**PROBLEM TO WORK ON**
Reproduce every line of the data below verbatim, leaving out the picture lines.

**Image region annotations**
= = = =

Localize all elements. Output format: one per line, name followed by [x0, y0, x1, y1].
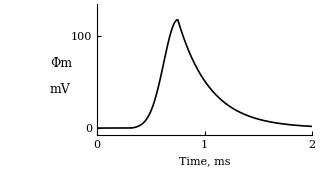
X-axis label: Time, ms: Time, ms [179, 156, 230, 166]
Text: mV: mV [50, 83, 70, 96]
Text: Φm: Φm [50, 57, 72, 70]
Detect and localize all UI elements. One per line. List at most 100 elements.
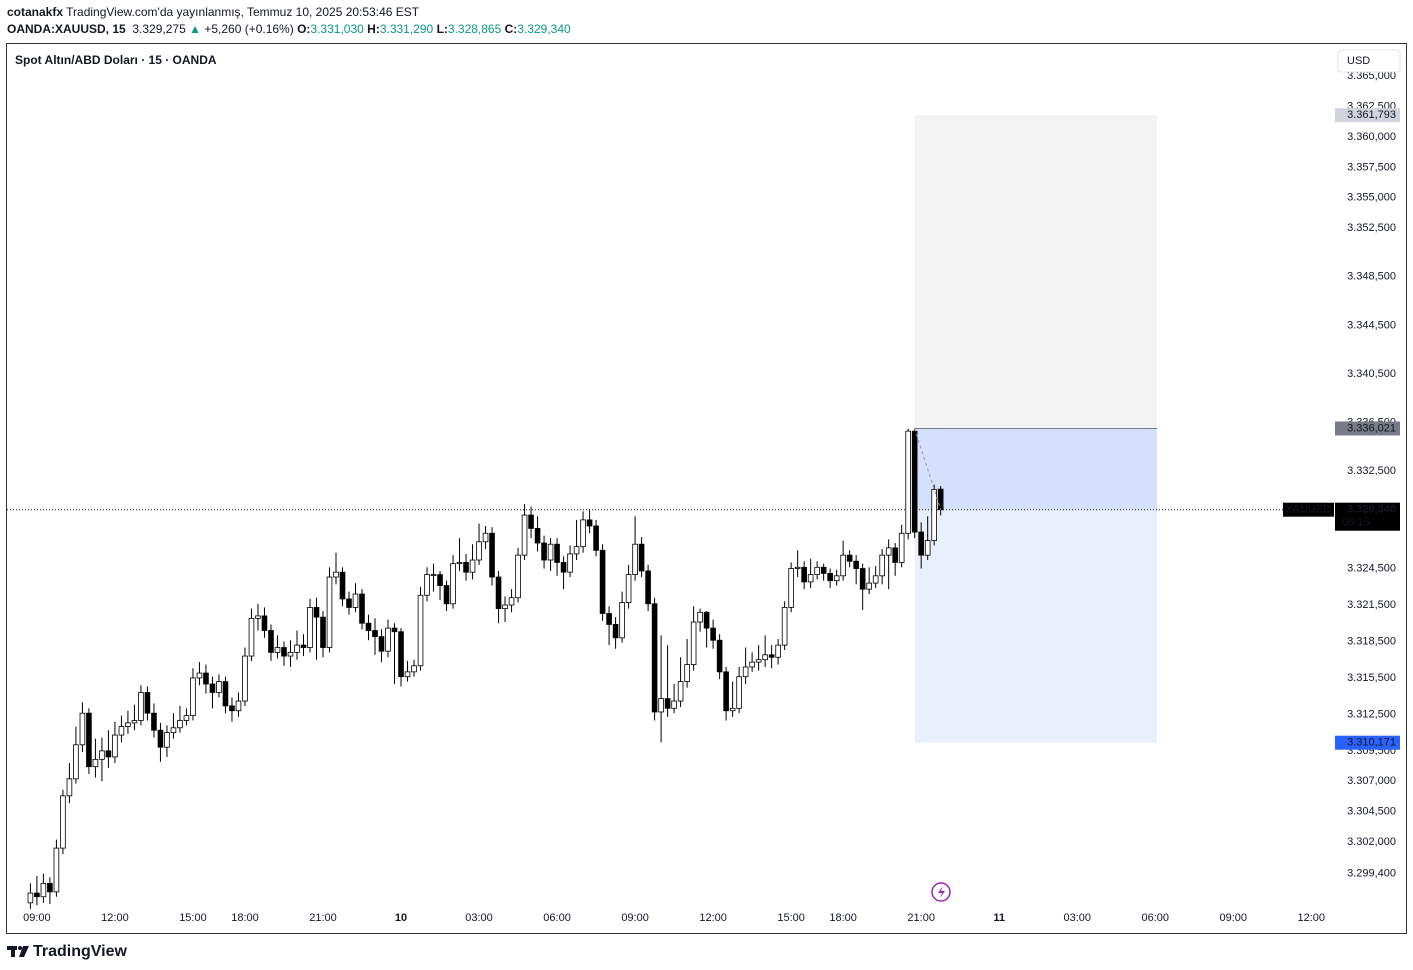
candle-body (482, 532, 489, 543)
y-tick-label: 3.302,000 (1347, 836, 1396, 848)
candle-body (66, 778, 73, 797)
x-tick-label: 12:00 (101, 912, 129, 924)
ohlc-line: OANDA:XAUUSD, 15 3.329,275 ▲ +5,260 (+0.… (7, 22, 571, 36)
candle-body (118, 726, 125, 736)
candle-body (606, 613, 612, 625)
candle-body (424, 574, 430, 596)
candle-body (625, 574, 632, 603)
candle-body (846, 554, 853, 562)
candle-body (209, 683, 216, 693)
candle-body (703, 611, 710, 629)
candle-body (294, 644, 300, 653)
x-tick-label: 12:00 (699, 912, 727, 924)
brand-logo (7, 946, 29, 957)
candle-body (736, 676, 742, 709)
stop-label-bg (1335, 735, 1400, 750)
candle-body (599, 549, 606, 614)
last-price-label: 3.329,340 (1347, 504, 1396, 516)
candle-body (196, 672, 203, 679)
ohlc-key: C: (504, 22, 518, 36)
candle-body (788, 568, 794, 608)
ohlc-key: L: (436, 22, 448, 36)
frame (6, 43, 1407, 934)
candle-body (801, 566, 807, 583)
candle-body (651, 603, 658, 713)
candle-body (567, 553, 573, 573)
candle-body (723, 671, 729, 712)
x-tick-label: 06:00 (543, 912, 571, 924)
y-tick-label: 3.324,500 (1347, 562, 1396, 574)
last-price-bg (1335, 502, 1400, 531)
target-label-bg (1335, 108, 1400, 123)
candle-body (378, 636, 385, 652)
candle-body (775, 644, 781, 658)
ohlc-value: 3.329,340 (517, 22, 571, 36)
y-tick-label: 3.318,500 (1347, 635, 1396, 647)
candle-body (573, 546, 580, 555)
candle-body (495, 576, 502, 610)
target-label: 3.361,793 (1347, 109, 1396, 121)
candle-body (931, 489, 937, 541)
x-tick-label: 03:00 (465, 912, 493, 924)
candle-body (593, 525, 599, 551)
candle-body (203, 672, 209, 685)
candle-body (222, 681, 229, 707)
candle-body (255, 615, 261, 619)
candle-body (898, 532, 905, 563)
ohlc-value: 3.331,290 (379, 22, 434, 36)
candle-body (762, 654, 768, 661)
candle-body (677, 681, 684, 702)
x-tick-label: 12:00 (1298, 912, 1326, 924)
candle-body (138, 692, 144, 721)
candle-body (190, 677, 196, 717)
candle-body (866, 582, 872, 590)
legend: Spot Altın/ABD Doları · 15 · OANDA (15, 53, 217, 67)
candle-body (580, 519, 586, 548)
candle-body (840, 554, 846, 577)
candle-body (853, 560, 859, 569)
candle-body (560, 562, 567, 573)
candle-body (814, 566, 820, 576)
candle-body (47, 882, 53, 893)
x-tick-label: 11 (993, 912, 1005, 924)
x-tick-label: 03:00 (1063, 912, 1091, 924)
ohlc-value: 3.331,030 (310, 22, 364, 36)
candle-body (697, 611, 703, 623)
y-tick-label: 3.352,500 (1347, 222, 1396, 234)
candle-body (833, 575, 840, 582)
candle-body (261, 615, 268, 631)
candle-body (729, 707, 736, 712)
candle-body (443, 585, 450, 605)
candle-body (216, 681, 222, 693)
candles (27, 428, 944, 909)
y-tick-label: 3.355,000 (1347, 192, 1396, 204)
candle-body (742, 666, 749, 678)
candle-body (170, 727, 177, 734)
candle-body (937, 488, 944, 511)
publisher: cotanakfx (7, 5, 64, 19)
candle-body (508, 597, 515, 606)
candle-body (515, 554, 521, 599)
up-arrow: ▲ (189, 22, 201, 36)
candle-body (638, 543, 645, 572)
x-tick-label: 09:00 (621, 912, 649, 924)
candle-body (34, 892, 40, 898)
ohlc-key: H: (367, 22, 380, 36)
x-tick-label: 09:00 (1220, 912, 1248, 924)
candle-body (528, 514, 534, 529)
candle-body (151, 712, 157, 731)
publish-line: cotanakfx TradingView.com'da yayınlanmış… (7, 5, 419, 19)
candle-body (164, 732, 170, 748)
candle-body (268, 630, 274, 653)
candle-body (307, 607, 313, 648)
candle-body (125, 722, 131, 727)
candle-body (905, 430, 911, 534)
candle-body (60, 795, 66, 849)
y-tick-label: 3.340,500 (1347, 368, 1396, 380)
candle-body (807, 574, 814, 583)
entry-label-bg (1335, 421, 1400, 436)
ohlc: O:3.331,030 H:3.331,290 L:3.328,865 C:3.… (297, 22, 571, 36)
candle-body (541, 542, 547, 561)
candle-body (671, 700, 677, 709)
candle-body (820, 566, 827, 574)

= = = =

**SOLUTION TO THIS PROBLEM**
Localize all elements. Output format: one per line, name followed by [x0, y0, x1, y1].
X-axis label: Time, ms: Time, ms [179, 156, 230, 166]
Text: mV: mV [50, 83, 70, 96]
Text: Φm: Φm [50, 57, 72, 70]
Detect and localize all UI elements. One per line. List at most 100 elements.
candle-body (482, 532, 489, 543)
y-tick-label: 3.302,000 (1347, 836, 1396, 848)
candle-body (66, 778, 73, 797)
x-tick-label: 12:00 (101, 912, 129, 924)
ohlc-line: OANDA:XAUUSD, 15 3.329,275 ▲ +5,260 (+0.… (7, 22, 571, 36)
candle-body (118, 726, 125, 736)
candle-body (606, 613, 612, 625)
candle-body (424, 574, 430, 596)
candle-body (625, 574, 632, 603)
candle-body (846, 554, 853, 562)
candle-body (209, 683, 216, 693)
candle-body (703, 611, 710, 629)
candle-body (294, 644, 300, 653)
x-tick-label: 12:00 (699, 912, 727, 924)
brand-logo (7, 946, 29, 957)
candle-body (736, 676, 742, 709)
stop-label-bg (1335, 735, 1400, 750)
candle-body (599, 549, 606, 614)
last-price-label: 3.329,340 (1347, 504, 1396, 516)
candle-body (196, 672, 203, 679)
ohlc-key: C: (504, 22, 518, 36)
candle-body (788, 568, 794, 608)
ohlc-key: L: (436, 22, 448, 36)
frame (6, 43, 1407, 934)
candle-body (801, 566, 807, 583)
candle-body (651, 603, 658, 713)
candle-body (567, 553, 573, 573)
candle-body (723, 671, 729, 712)
x-tick-label: 06:00 (543, 912, 571, 924)
y-tick-label: 3.324,500 (1347, 562, 1396, 574)
last-price-bg (1335, 502, 1400, 531)
target-label-bg (1335, 108, 1400, 123)
candle-body (378, 636, 385, 652)
candle-body (775, 644, 781, 658)
ohlc-value: 3.329,340 (517, 22, 571, 36)
y-tick-label: 3.318,500 (1347, 635, 1396, 647)
candle-body (573, 546, 580, 555)
candle-body (495, 576, 502, 610)
target-label: 3.361,793 (1347, 109, 1396, 121)
candle-body (931, 489, 937, 541)
x-tick-label: 03:00 (465, 912, 493, 924)
candle-body (593, 525, 599, 551)
candle-body (203, 672, 209, 685)
candle-body (222, 681, 229, 707)
candle-body (255, 615, 261, 619)
candle-body (898, 532, 905, 563)
ohlc-value: 3.331,290 (379, 22, 434, 36)
candle-body (762, 654, 768, 661)
candle-body (677, 681, 684, 702)
x-tick-label: 12:00 (1298, 912, 1326, 924)
candle-body (138, 692, 144, 721)
candle-body (190, 677, 196, 717)
candle-body (866, 582, 872, 590)
legend: Spot Altın/ABD Doları · 15 · OANDA (15, 53, 217, 67)
candle-body (580, 519, 586, 548)
candle-body (840, 554, 846, 577)
candle-body (853, 560, 859, 569)
candle-body (560, 562, 567, 573)
candle-body (814, 566, 820, 576)
candle-body (47, 882, 53, 893)
x-tick-label: 11 (993, 912, 1005, 924)
x-tick-label: 03:00 (1063, 912, 1091, 924)
ohlc-value: 3.331,030 (310, 22, 364, 36)
candle-body (697, 611, 703, 623)
y-tick-label: 3.352,500 (1347, 222, 1396, 234)
candle-body (833, 575, 840, 582)
candle-body (261, 615, 268, 631)
candle-body (729, 707, 736, 712)
candle-body (443, 585, 450, 605)
candle-body (216, 681, 222, 693)
candles (27, 428, 944, 909)
y-tick-label: 3.355,000 (1347, 192, 1396, 204)
candle-body (742, 666, 749, 678)
candle-body (170, 727, 177, 734)
candle-body (937, 488, 944, 511)
publisher: cotanakfx (7, 5, 64, 19)
candle-body (508, 597, 515, 606)
candle-body (515, 554, 521, 599)
up-arrow: ▲ (189, 22, 201, 36)
candle-body (638, 543, 645, 572)
x-tick-label: 09:00 (621, 912, 649, 924)
candle-body (34, 892, 40, 898)
ohlc-key: H: (367, 22, 380, 36)
x-tick-label: 09:00 (1220, 912, 1248, 924)
candle-body (528, 514, 534, 529)
candle-body (151, 712, 157, 731)
publish-line: cotanakfx TradingView.com'da yayınlanmış… (7, 5, 419, 19)
candle-body (164, 732, 170, 748)
candle-body (268, 630, 274, 653)
candle-body (307, 607, 313, 648)
candle-body (125, 722, 131, 727)
candle-body (905, 430, 911, 534)
candle-body (60, 795, 66, 849)
y-tick-label: 3.340,500 (1347, 368, 1396, 380)
candle-body (807, 574, 814, 583)
entry-label-bg (1335, 421, 1400, 436)
ohlc: O:3.331,030 H:3.331,290 L:3.328,865 C:3.… (297, 22, 571, 36)
candle-body (541, 542, 547, 561)
candle-body (671, 700, 677, 709)
candle-body (820, 566, 827, 574)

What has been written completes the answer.